═══ INPUT ═══

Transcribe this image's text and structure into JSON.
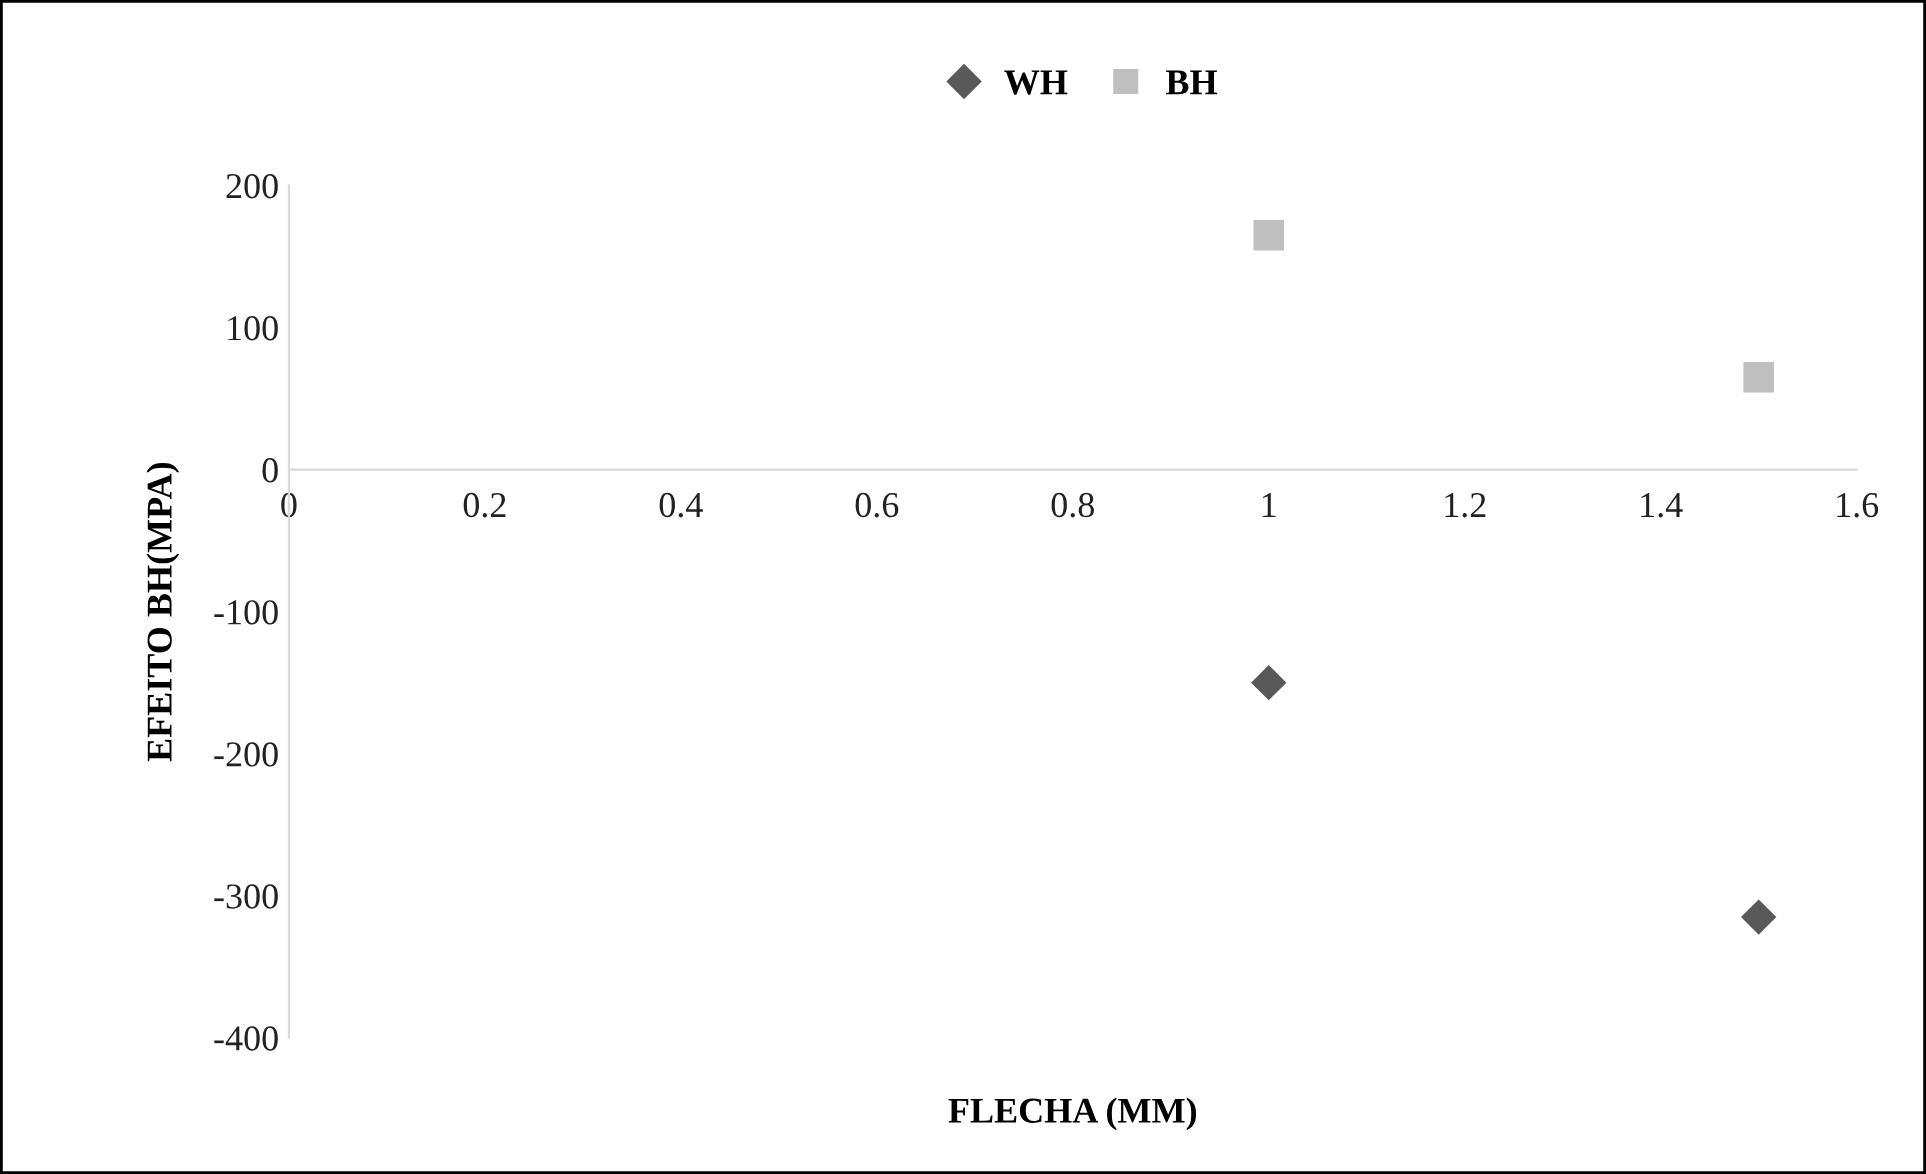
{
  "chart_data": {
    "type": "scatter",
    "xlabel": "FLECHA (MM)",
    "ylabel": "EFEITO BH(MPA)",
    "x": [
      1,
      1.5
    ],
    "series": [
      {
        "name": "WH",
        "color": "#595959",
        "marker": "diamond",
        "values": [
          -150,
          -315
        ]
      },
      {
        "name": "BH",
        "color": "#bfbfbf",
        "marker": "square",
        "values": [
          165,
          65
        ]
      }
    ],
    "xlim": [
      0,
      1.6
    ],
    "xticks": [
      0,
      0.2,
      0.4,
      0.6,
      0.8,
      1,
      1.2,
      1.4,
      1.6
    ],
    "ylim": [
      -400,
      200
    ],
    "yticks": [
      -400,
      -300,
      -200,
      -100,
      0,
      100,
      200
    ],
    "grid": false,
    "legend": "top"
  }
}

═══

■ **TASK TO COMPLETE**
Set down the records in full and exactly. Do not carry over any image.

■ **OUTPUT OF THE TASK**
Transcribe this image's text and structure into JSON.
{
  "chart_data": {
    "type": "scatter",
    "xlabel": "FLECHA (MM)",
    "ylabel": "EFEITO BH(MPA)",
    "x": [
      1,
      1.5
    ],
    "series": [
      {
        "name": "WH",
        "color": "#595959",
        "marker": "diamond",
        "values": [
          -150,
          -315
        ]
      },
      {
        "name": "BH",
        "color": "#bfbfbf",
        "marker": "square",
        "values": [
          165,
          65
        ]
      }
    ],
    "xlim": [
      0,
      1.6
    ],
    "xticks": [
      0,
      0.2,
      0.4,
      0.6,
      0.8,
      1,
      1.2,
      1.4,
      1.6
    ],
    "ylim": [
      -400,
      200
    ],
    "yticks": [
      -400,
      -300,
      -200,
      -100,
      0,
      100,
      200
    ],
    "grid": false,
    "legend": "top"
  }
}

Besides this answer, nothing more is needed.